• _What the task asks_: All lines holding the string "following" are to be shown.

___ Data lines

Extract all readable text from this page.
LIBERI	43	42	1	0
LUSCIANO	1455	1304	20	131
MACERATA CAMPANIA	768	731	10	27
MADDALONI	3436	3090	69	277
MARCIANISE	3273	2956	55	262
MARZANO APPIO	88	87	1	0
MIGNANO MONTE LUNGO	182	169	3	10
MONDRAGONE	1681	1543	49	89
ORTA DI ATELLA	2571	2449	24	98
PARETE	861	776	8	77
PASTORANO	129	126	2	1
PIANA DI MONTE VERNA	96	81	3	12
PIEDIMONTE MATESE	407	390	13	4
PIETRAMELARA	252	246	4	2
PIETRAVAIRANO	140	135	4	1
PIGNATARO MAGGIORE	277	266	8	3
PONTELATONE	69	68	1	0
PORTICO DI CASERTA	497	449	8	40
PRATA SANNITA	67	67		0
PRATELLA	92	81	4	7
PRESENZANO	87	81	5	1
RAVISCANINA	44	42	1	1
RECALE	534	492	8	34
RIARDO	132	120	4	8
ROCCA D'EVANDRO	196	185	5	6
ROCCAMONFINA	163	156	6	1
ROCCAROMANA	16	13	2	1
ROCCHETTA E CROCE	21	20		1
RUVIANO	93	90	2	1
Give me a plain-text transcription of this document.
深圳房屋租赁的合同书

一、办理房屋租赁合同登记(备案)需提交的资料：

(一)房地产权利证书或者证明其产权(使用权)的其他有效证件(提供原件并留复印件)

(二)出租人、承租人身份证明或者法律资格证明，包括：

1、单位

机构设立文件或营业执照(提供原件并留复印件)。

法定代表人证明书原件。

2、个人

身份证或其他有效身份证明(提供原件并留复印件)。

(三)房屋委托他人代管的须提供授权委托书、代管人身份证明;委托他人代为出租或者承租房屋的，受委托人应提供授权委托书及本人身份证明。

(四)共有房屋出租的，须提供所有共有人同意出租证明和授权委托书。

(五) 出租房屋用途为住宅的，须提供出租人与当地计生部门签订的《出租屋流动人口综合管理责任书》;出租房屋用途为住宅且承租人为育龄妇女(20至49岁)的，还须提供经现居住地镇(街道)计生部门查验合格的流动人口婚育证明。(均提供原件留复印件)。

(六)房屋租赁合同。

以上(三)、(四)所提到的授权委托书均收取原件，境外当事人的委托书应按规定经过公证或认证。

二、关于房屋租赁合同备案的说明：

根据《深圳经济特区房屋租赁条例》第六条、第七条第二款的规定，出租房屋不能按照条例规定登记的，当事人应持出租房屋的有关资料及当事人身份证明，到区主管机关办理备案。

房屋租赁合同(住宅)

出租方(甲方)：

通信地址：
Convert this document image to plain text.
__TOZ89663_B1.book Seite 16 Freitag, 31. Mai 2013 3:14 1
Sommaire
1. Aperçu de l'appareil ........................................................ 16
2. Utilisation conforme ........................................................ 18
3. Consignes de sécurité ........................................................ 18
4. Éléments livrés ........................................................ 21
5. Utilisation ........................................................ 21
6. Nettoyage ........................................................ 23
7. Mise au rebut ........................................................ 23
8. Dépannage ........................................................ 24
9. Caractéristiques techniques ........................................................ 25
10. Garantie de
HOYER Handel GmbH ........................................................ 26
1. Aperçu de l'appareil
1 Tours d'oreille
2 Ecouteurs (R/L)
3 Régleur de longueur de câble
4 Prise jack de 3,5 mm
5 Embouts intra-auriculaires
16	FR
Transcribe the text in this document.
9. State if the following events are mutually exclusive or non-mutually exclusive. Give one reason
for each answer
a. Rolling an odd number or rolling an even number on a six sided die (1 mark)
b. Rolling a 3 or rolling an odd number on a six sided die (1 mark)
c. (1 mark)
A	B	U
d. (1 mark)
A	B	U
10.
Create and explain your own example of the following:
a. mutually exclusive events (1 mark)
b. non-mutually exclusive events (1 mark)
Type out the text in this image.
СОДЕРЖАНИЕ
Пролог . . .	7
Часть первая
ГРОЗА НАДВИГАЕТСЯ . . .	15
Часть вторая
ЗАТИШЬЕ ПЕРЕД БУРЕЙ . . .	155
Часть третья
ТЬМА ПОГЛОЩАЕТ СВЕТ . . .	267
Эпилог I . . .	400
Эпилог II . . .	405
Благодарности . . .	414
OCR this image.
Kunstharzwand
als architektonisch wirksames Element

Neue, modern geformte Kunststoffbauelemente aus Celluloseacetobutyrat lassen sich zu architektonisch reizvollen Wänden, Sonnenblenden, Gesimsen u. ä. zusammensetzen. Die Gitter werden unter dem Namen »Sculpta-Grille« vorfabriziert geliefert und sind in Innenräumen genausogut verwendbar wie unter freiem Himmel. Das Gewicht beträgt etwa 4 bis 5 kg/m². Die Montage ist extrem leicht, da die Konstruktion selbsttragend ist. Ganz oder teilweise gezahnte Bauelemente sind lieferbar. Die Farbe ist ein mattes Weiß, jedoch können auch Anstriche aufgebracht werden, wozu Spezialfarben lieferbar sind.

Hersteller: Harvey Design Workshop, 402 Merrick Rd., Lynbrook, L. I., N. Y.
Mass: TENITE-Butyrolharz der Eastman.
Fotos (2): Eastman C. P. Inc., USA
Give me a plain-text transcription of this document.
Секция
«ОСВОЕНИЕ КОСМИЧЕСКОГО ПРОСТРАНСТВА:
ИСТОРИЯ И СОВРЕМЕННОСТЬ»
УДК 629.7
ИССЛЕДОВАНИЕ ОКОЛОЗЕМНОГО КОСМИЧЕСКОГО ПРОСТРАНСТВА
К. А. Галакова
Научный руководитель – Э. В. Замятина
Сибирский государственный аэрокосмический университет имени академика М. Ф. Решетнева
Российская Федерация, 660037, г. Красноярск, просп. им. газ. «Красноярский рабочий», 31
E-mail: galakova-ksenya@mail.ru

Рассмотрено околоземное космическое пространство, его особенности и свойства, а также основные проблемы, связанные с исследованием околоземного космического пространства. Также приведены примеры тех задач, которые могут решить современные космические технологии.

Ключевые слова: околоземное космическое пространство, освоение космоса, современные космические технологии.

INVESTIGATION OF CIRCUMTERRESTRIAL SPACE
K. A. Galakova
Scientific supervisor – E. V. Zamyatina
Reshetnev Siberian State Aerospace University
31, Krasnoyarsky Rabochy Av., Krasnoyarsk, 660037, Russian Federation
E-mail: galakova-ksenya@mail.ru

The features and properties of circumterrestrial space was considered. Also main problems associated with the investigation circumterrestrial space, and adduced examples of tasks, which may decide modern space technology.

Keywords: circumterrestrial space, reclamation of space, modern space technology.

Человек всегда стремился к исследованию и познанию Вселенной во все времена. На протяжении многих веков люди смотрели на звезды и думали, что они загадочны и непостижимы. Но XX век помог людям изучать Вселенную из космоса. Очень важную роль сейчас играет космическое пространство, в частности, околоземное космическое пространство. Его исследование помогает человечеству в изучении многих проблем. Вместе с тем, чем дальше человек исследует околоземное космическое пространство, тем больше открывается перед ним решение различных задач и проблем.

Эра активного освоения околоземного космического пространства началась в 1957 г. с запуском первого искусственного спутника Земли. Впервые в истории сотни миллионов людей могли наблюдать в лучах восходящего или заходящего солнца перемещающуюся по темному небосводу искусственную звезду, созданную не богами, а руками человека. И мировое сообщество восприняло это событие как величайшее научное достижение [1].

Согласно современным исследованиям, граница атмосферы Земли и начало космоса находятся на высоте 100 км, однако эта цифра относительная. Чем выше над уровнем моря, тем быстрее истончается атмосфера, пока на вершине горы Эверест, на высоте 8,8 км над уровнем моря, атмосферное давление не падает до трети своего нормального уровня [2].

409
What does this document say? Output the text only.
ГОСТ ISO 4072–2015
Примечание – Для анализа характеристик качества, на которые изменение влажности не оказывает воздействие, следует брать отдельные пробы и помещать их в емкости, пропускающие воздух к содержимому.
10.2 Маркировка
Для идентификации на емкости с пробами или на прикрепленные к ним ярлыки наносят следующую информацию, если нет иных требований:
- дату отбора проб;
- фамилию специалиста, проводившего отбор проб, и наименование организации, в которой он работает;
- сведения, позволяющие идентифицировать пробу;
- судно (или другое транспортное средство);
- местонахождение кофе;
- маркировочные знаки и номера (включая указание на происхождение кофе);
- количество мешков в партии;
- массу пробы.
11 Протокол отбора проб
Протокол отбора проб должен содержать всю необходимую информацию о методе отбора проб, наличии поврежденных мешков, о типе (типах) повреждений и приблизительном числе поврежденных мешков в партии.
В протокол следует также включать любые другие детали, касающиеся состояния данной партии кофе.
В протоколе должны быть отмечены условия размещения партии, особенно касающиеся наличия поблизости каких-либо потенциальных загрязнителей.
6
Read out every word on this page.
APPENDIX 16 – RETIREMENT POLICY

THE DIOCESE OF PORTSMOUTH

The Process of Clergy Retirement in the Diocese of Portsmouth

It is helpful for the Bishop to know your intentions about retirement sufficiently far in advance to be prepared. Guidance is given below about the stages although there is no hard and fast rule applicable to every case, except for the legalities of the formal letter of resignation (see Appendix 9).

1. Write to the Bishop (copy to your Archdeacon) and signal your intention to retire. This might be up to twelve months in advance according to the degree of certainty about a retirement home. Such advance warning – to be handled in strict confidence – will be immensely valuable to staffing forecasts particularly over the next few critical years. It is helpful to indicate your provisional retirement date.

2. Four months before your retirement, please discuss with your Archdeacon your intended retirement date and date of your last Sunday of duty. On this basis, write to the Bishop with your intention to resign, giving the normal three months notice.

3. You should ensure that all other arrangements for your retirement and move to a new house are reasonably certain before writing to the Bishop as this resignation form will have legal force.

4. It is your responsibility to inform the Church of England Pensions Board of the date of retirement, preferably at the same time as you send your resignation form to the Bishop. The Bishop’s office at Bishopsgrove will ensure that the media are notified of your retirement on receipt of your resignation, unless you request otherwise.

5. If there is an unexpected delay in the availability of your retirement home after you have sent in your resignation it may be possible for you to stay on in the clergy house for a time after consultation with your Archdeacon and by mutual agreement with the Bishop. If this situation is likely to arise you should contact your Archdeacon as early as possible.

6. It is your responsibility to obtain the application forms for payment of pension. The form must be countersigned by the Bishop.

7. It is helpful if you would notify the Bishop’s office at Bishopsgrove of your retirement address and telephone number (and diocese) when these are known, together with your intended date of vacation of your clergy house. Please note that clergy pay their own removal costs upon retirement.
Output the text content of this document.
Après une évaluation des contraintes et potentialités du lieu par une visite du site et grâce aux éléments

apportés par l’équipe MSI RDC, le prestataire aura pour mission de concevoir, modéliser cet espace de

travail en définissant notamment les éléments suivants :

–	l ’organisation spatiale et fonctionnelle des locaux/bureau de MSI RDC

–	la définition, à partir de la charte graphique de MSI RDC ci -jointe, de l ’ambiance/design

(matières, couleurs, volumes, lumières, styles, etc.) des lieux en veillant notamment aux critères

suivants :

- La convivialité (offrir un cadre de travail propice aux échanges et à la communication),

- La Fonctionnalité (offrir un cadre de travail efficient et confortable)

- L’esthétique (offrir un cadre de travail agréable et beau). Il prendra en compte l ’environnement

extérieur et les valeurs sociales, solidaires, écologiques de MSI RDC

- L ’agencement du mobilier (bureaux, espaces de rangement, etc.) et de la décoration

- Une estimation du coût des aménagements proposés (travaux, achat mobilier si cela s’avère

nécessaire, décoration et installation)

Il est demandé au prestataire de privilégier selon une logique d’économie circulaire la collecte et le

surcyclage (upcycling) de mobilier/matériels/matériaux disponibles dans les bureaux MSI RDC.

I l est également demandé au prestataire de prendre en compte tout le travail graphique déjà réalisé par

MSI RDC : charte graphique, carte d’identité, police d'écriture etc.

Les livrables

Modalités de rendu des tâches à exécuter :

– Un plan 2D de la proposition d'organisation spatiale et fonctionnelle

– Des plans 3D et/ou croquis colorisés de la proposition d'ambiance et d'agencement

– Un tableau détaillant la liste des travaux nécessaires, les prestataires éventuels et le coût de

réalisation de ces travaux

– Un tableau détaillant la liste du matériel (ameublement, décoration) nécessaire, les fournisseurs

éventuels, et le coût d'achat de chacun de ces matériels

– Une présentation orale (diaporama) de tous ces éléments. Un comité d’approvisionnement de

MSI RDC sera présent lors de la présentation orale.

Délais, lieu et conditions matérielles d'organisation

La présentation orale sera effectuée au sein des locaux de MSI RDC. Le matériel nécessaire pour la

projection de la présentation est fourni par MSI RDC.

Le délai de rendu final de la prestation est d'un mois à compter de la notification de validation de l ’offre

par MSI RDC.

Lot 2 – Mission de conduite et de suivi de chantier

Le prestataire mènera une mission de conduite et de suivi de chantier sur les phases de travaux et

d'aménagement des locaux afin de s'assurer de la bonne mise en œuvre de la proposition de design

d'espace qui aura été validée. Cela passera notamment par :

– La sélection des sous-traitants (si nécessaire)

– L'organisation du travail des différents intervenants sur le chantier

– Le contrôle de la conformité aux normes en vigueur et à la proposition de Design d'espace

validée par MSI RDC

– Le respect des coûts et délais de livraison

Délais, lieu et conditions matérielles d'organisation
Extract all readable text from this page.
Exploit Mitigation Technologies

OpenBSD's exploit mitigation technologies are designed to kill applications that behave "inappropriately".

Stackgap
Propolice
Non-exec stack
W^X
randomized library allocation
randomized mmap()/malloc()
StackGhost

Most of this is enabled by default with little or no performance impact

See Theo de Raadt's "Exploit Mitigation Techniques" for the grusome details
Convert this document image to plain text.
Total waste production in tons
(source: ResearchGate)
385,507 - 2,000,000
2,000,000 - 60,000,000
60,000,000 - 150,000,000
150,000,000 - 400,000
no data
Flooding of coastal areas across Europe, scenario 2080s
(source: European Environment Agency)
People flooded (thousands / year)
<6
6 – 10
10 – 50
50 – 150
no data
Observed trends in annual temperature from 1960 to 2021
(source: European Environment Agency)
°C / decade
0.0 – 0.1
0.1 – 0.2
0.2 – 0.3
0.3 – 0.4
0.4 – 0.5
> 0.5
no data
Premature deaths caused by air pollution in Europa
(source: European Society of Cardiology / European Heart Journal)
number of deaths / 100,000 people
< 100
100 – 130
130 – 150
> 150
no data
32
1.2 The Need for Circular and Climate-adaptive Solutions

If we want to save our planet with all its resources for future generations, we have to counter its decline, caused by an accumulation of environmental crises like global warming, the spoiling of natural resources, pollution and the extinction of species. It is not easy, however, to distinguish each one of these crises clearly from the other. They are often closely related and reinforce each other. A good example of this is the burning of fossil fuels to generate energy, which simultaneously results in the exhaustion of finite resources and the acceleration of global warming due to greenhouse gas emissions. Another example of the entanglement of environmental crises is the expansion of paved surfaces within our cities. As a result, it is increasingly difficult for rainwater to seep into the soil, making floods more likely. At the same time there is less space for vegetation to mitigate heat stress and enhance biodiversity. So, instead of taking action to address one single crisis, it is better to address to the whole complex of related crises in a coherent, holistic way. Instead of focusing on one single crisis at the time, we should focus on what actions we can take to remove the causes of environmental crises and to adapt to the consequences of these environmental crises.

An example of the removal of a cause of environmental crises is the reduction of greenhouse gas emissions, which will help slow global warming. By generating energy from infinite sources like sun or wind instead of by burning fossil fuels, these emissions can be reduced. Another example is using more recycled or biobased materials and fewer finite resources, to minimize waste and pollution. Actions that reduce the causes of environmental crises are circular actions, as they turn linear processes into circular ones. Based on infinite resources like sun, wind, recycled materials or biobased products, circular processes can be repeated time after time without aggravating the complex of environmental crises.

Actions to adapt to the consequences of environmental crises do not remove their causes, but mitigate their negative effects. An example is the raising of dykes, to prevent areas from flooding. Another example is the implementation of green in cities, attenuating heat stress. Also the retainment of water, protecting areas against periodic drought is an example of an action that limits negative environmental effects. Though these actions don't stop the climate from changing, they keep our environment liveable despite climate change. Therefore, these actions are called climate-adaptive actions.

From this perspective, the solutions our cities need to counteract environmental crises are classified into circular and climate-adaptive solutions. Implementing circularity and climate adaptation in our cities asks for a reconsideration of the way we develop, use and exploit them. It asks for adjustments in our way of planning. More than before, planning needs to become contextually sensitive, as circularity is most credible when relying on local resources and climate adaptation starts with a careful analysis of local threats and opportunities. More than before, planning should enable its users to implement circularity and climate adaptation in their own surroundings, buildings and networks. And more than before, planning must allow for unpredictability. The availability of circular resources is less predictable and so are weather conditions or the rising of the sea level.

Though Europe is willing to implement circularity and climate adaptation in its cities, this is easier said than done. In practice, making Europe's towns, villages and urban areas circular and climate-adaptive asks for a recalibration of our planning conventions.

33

______

• _Completed task_:
9. State if the following events are mutually exclusive or non-mutually exclusive. Give one reason
Create and explain your own example of the following:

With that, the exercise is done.